[Dataset items]

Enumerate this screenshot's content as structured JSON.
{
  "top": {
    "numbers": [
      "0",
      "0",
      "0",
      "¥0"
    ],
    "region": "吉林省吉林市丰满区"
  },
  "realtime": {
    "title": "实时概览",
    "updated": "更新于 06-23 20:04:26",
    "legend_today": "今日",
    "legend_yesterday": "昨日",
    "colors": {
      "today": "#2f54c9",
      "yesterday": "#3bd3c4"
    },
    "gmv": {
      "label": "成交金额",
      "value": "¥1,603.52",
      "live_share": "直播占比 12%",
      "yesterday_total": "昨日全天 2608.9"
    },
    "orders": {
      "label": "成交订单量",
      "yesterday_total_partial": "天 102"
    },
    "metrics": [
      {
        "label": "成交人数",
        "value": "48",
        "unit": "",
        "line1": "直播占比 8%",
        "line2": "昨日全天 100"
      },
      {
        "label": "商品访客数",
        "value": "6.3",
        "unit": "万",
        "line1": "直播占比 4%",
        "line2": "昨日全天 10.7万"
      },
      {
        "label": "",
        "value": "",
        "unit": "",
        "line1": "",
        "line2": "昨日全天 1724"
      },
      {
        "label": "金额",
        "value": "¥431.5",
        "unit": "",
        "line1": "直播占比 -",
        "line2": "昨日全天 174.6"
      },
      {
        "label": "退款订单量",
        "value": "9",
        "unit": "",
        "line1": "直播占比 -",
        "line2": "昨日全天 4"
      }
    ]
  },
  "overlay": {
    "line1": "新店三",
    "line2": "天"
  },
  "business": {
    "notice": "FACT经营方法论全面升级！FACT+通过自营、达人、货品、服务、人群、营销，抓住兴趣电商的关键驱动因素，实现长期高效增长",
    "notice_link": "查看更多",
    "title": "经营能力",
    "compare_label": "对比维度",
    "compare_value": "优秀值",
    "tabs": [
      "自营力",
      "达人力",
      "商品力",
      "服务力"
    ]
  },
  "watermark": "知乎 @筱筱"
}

[PROMPT] Pull every line containing the word "昨日全天" out of the material and copy it.

[ANSWER TO THIS PROBLEM]
      "yesterday_total": "昨日全天 2608.9"
        "line2": "昨日全天 100"
        "line2": "昨日全天 10.7万"
        "line2": "昨日全天 1724"
        "line2": "昨日全天 174.6"
        "line2": "昨日全天 4"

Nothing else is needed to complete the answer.